:: STATED EXERCISE ::
Print the entries verbatim, leaving out the images they contain.

:: MATERIAL PROVIDED ::
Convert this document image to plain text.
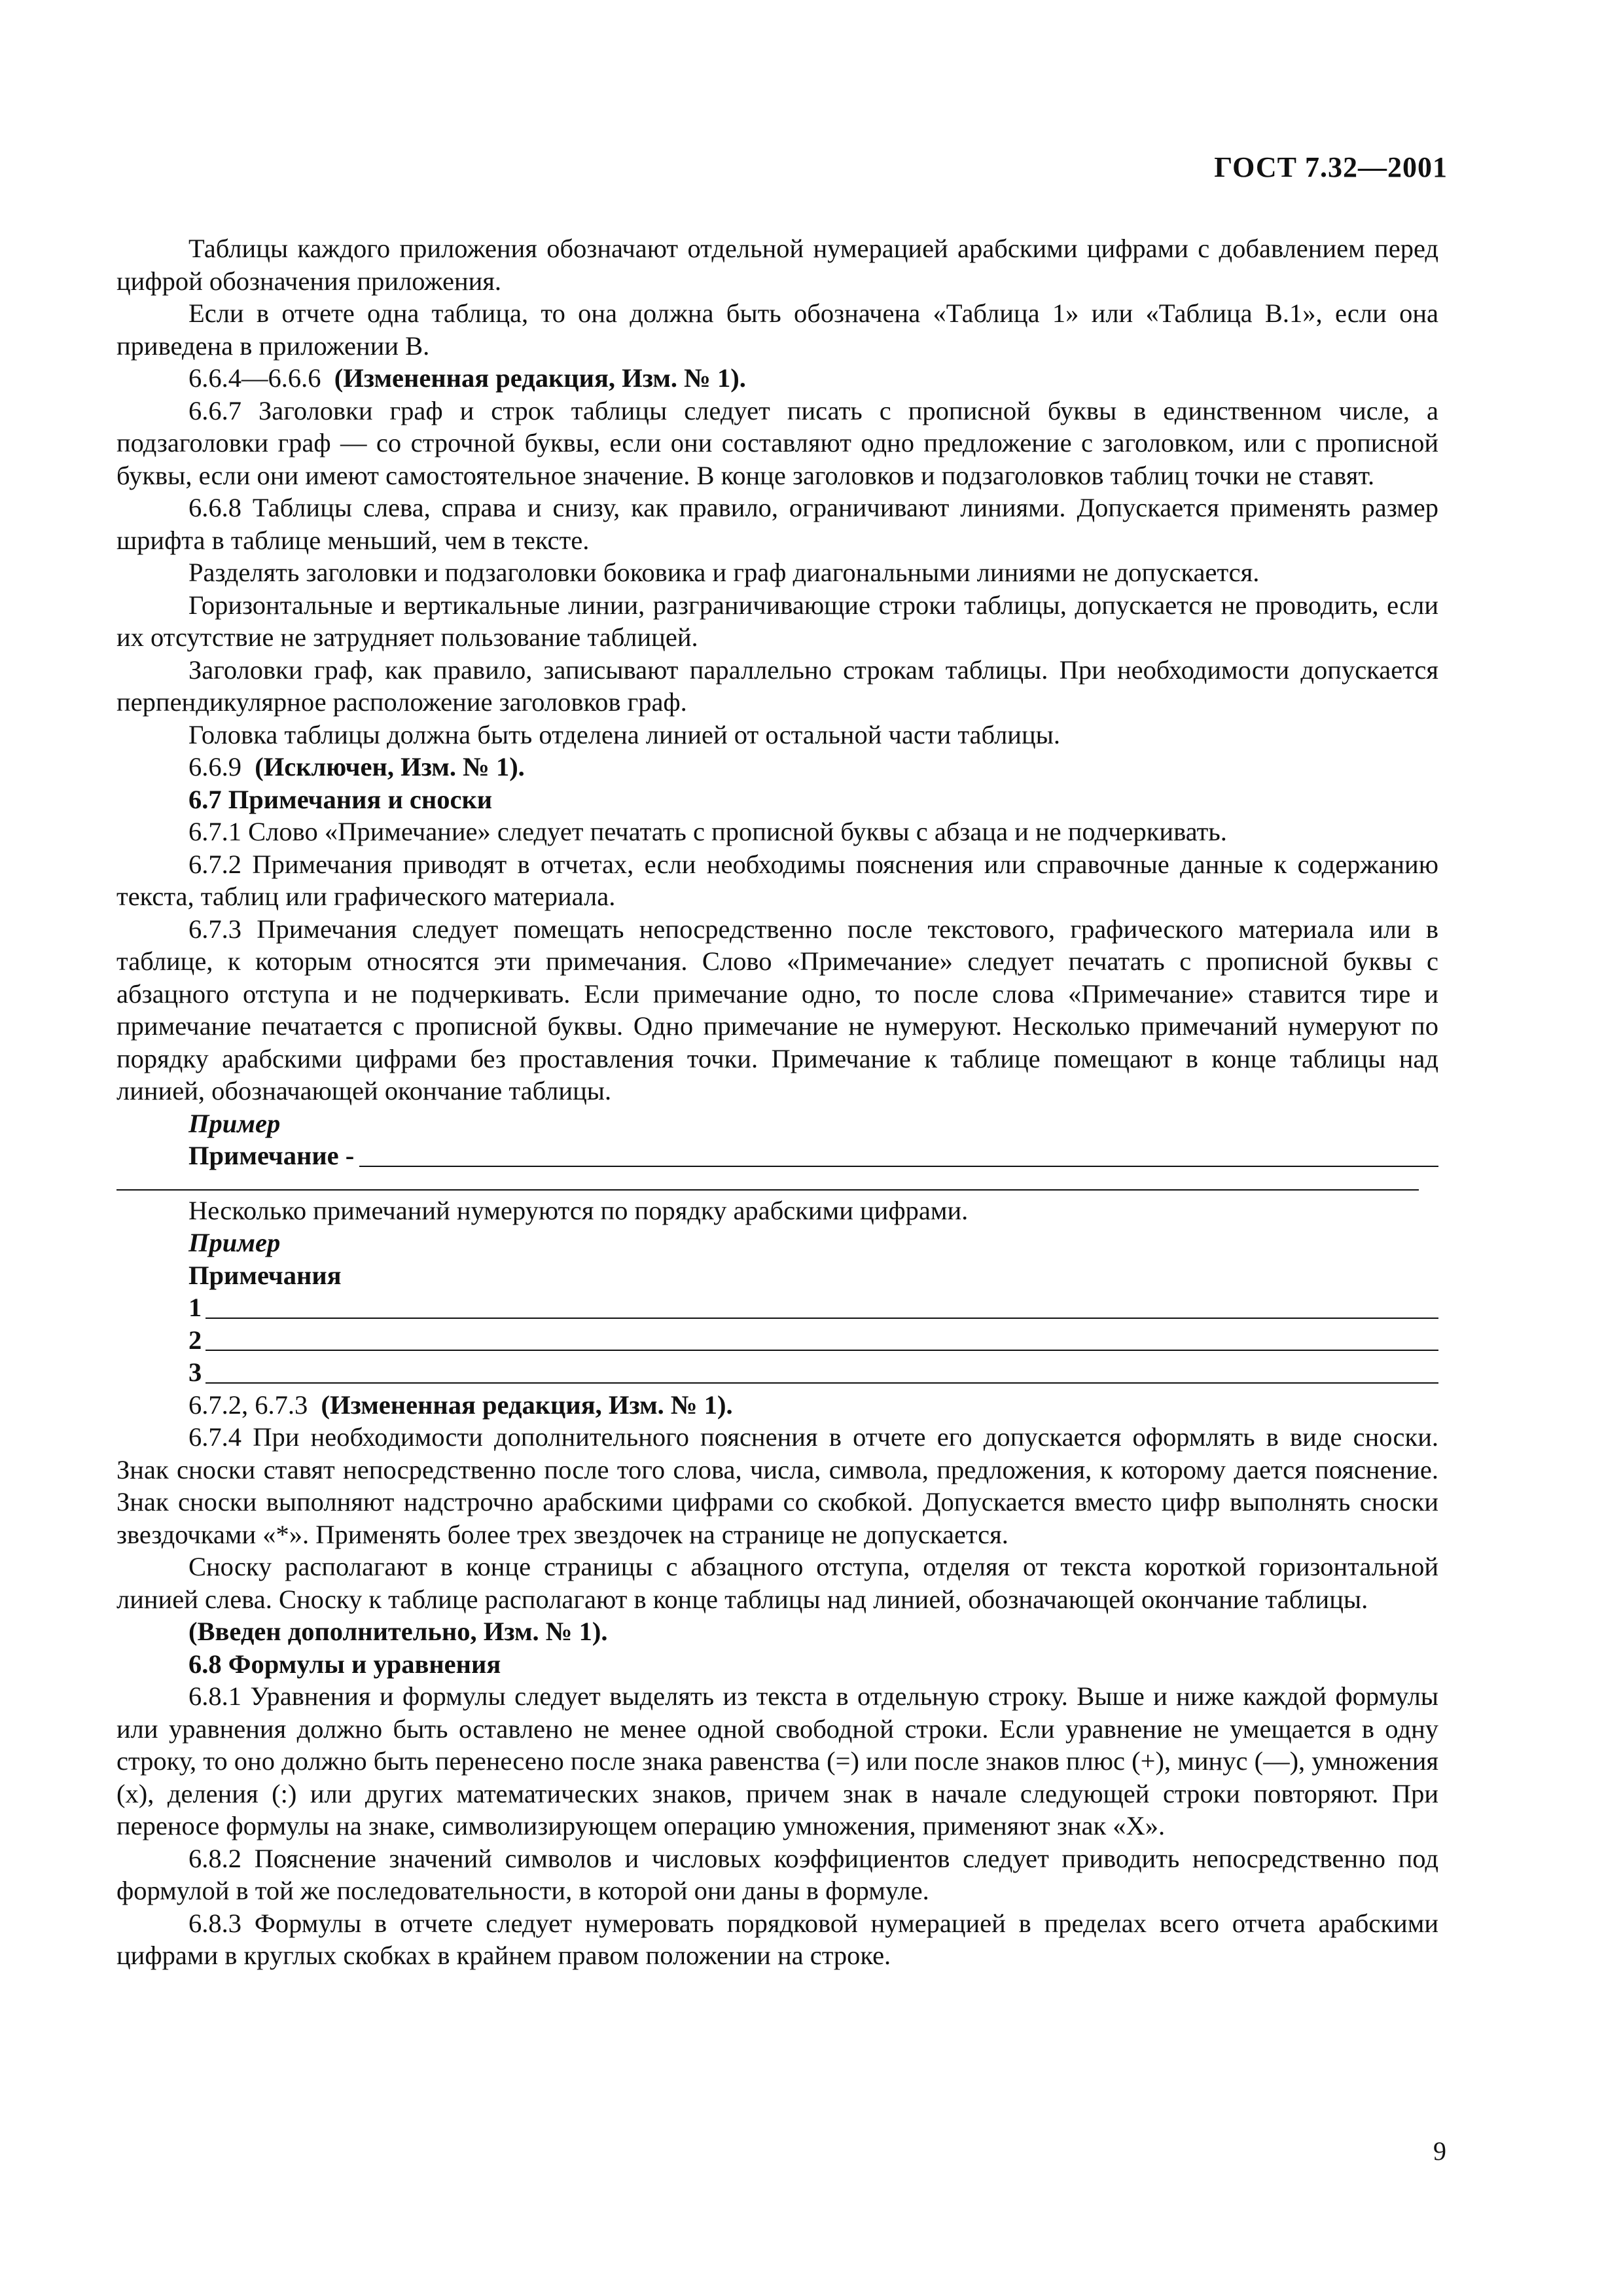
ГОСТ 7.32—2001

Таблицы каждого приложения обозначают отдельной нумерацией арабскими цифрами с добавлением перед цифрой обозначения приложения.

Если в отчете одна таблица, то она должна быть обозначена «Таблица 1» или «Таблица В.1», если она приведена в приложении В.

6.6.4—6.6.6 (Измененная редакция, Изм. № 1).

6.6.7 Заголовки граф и строк таблицы следует писать с прописной буквы в единственном числе, а подзаголовки граф — со строчной буквы, если они составляют одно предложение с заголовком, или с прописной буквы, если они имеют самостоятельное значение. В конце заголовков и подзаголовков таблиц точки не ставят.

6.6.8 Таблицы слева, справа и снизу, как правило, ограничивают линиями. Допускается применять размер шрифта в таблице меньший, чем в тексте.

Разделять заголовки и подзаголовки боковика и граф диагональными линиями не допускается.

Горизонтальные и вертикальные линии, разграничивающие строки таблицы, допускается не проводить, если их отсутствие не затрудняет пользование таблицей.

Заголовки граф, как правило, записывают параллельно строкам таблицы. При необходимости допускается перпендикулярное расположение заголовков граф.

Головка таблицы должна быть отделена линией от остальной части таблицы.

6.6.9 (Исключен, Изм. № 1).

6.7 Примечания и сноски

6.7.1 Слово «Примечание» следует печатать с прописной буквы с абзаца и не подчеркивать.

6.7.2 Примечания приводят в отчетах, если необходимы пояснения или справочные данные к содержанию текста, таблиц или графического материала.

6.7.3 Примечания следует помещать непосредственно после текстового, графического материала или в таблице, к которым относятся эти примечания. Слово «Примечание» следует печатать с прописной буквы с абзацного отступа и не подчеркивать. Если примечание одно, то после слова «Примечание» ставится тире и примечание печатается с прописной буквы. Одно примечание не нумеруют. Несколько примечаний нумеруют по порядку арабскими цифрами без проставления точки. Примечание к таблице помещают в конце таблицы над линией, обозначающей окончание таблицы.

Пример

Примечание -

Несколько примечаний нумеруются по порядку арабскими цифрами.

Пример

Примечания

1
2
3

6.7.2, 6.7.3 (Измененная редакция, Изм. № 1).

6.7.4 При необходимости дополнительного пояснения в отчете его допускается оформлять в виде сноски. Знак сноски ставят непосредственно после того слова, числа, символа, предложения, к которому дается пояснение. Знак сноски выполняют надстрочно арабскими цифрами со скобкой. Допускается вместо цифр выполнять сноски звездочками «*». Применять более трех звездочек на странице не допускается.

Сноску располагают в конце страницы с абзацного отступа, отделяя от текста короткой горизонтальной линией слева. Сноску к таблице располагают в конце таблицы над линией, обозначающей окончание таблицы.

(Введен дополнительно, Изм. № 1).

6.8 Формулы и уравнения

6.8.1 Уравнения и формулы следует выделять из текста в отдельную строку. Выше и ниже каждой формулы или уравнения должно быть оставлено не менее одной свободной строки. Если уравнение не умещается в одну строку, то оно должно быть перенесено после знака равенства (=) или после знаков плюс (+), минус (—), умножения (х), деления (:) или других математических знаков, причем знак в начале следующей строки повторяют. При переносе формулы на знаке, символизирующем операцию умножения, применяют знак «X».

6.8.2 Пояснение значений символов и числовых коэффициентов следует приводить непосредственно под формулой в той же последовательности, в которой они даны в формуле.

6.8.3 Формулы в отчете следует нумеровать порядковой нумерацией в пределах всего отчета арабскими цифрами в круглых скобках в крайнем правом положении на строке.

9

:: SOLUTION TO THIS EXERCISE ::
Convert this document image to plain text.
ГОСТ 7.32—2001

Таблицы каждого приложения обозначают отдельной нумерацией арабскими цифрами с добавлением перед цифрой обозначения приложения.

Если в отчете одна таблица, то она должна быть обозначена «Таблица 1» или «Таблица В.1», если она приведена в приложении В.

6.6.4—6.6.6 (Измененная редакция, Изм. № 1).

6.6.7 Заголовки граф и строк таблицы следует писать с прописной буквы в единственном числе, а подзаголовки граф — со строчной буквы, если они составляют одно предложение с заголовком, или с прописной буквы, если они имеют самостоятельное значение. В конце заголовков и подзаголовков таблиц точки не ставят.

6.6.8 Таблицы слева, справа и снизу, как правило, ограничивают линиями. Допускается применять размер шрифта в таблице меньший, чем в тексте.

Разделять заголовки и подзаголовки боковика и граф диагональными линиями не допускается.

Горизонтальные и вертикальные линии, разграничивающие строки таблицы, допускается не проводить, если их отсутствие не затрудняет пользование таблицей.

Заголовки граф, как правило, записывают параллельно строкам таблицы. При необходимости допускается перпендикулярное расположение заголовков граф.

Головка таблицы должна быть отделена линией от остальной части таблицы.

6.6.9 (Исключен, Изм. № 1).

6.7 Примечания и сноски

6.7.1 Слово «Примечание» следует печатать с прописной буквы с абзаца и не подчеркивать.

6.7.2 Примечания приводят в отчетах, если необходимы пояснения или справочные данные к содержанию текста, таблиц или графического материала.

6.7.3 Примечания следует помещать непосредственно после текстового, графического материала или в таблице, к которым относятся эти примечания. Слово «Примечание» следует печатать с прописной буквы с абзацного отступа и не подчеркивать. Если примечание одно, то после слова «Примечание» ставится тире и примечание печатается с прописной буквы. Одно примечание не нумеруют. Несколько примечаний нумеруют по порядку арабскими цифрами без проставления точки. Примечание к таблице помещают в конце таблицы над линией, обозначающей окончание таблицы.

Пример

Примечание -

Несколько примечаний нумеруются по порядку арабскими цифрами.

Пример

Примечания

1
2
3

6.7.2, 6.7.3 (Измененная редакция, Изм. № 1).

6.7.4 При необходимости дополнительного пояснения в отчете его допускается оформлять в виде сноски. Знак сноски ставят непосредственно после того слова, числа, символа, предложения, к которому дается пояснение. Знак сноски выполняют надстрочно арабскими цифрами со скобкой. Допускается вместо цифр выполнять сноски звездочками «*». Применять более трех звездочек на странице не допускается.

Сноску располагают в конце страницы с абзацного отступа, отделяя от текста короткой горизонтальной линией слева. Сноску к таблице располагают в конце таблицы над линией, обозначающей окончание таблицы.

(Введен дополнительно, Изм. № 1).

6.8 Формулы и уравнения

6.8.1 Уравнения и формулы следует выделять из текста в отдельную строку. Выше и ниже каждой формулы или уравнения должно быть оставлено не менее одной свободной строки. Если уравнение не умещается в одну строку, то оно должно быть перенесено после знака равенства (=) или после знаков плюс (+), минус (—), умножения (х), деления (:) или других математических знаков, причем знак в начале следующей строки повторяют. При переносе формулы на знаке, символизирующем операцию умножения, применяют знак «X».

6.8.2 Пояснение значений символов и числовых коэффициентов следует приводить непосредственно под формулой в той же последовательности, в которой они даны в формуле.

6.8.3 Формулы в отчете следует нумеровать порядковой нумерацией в пределах всего отчета арабскими цифрами в круглых скобках в крайнем правом положении на строке.

9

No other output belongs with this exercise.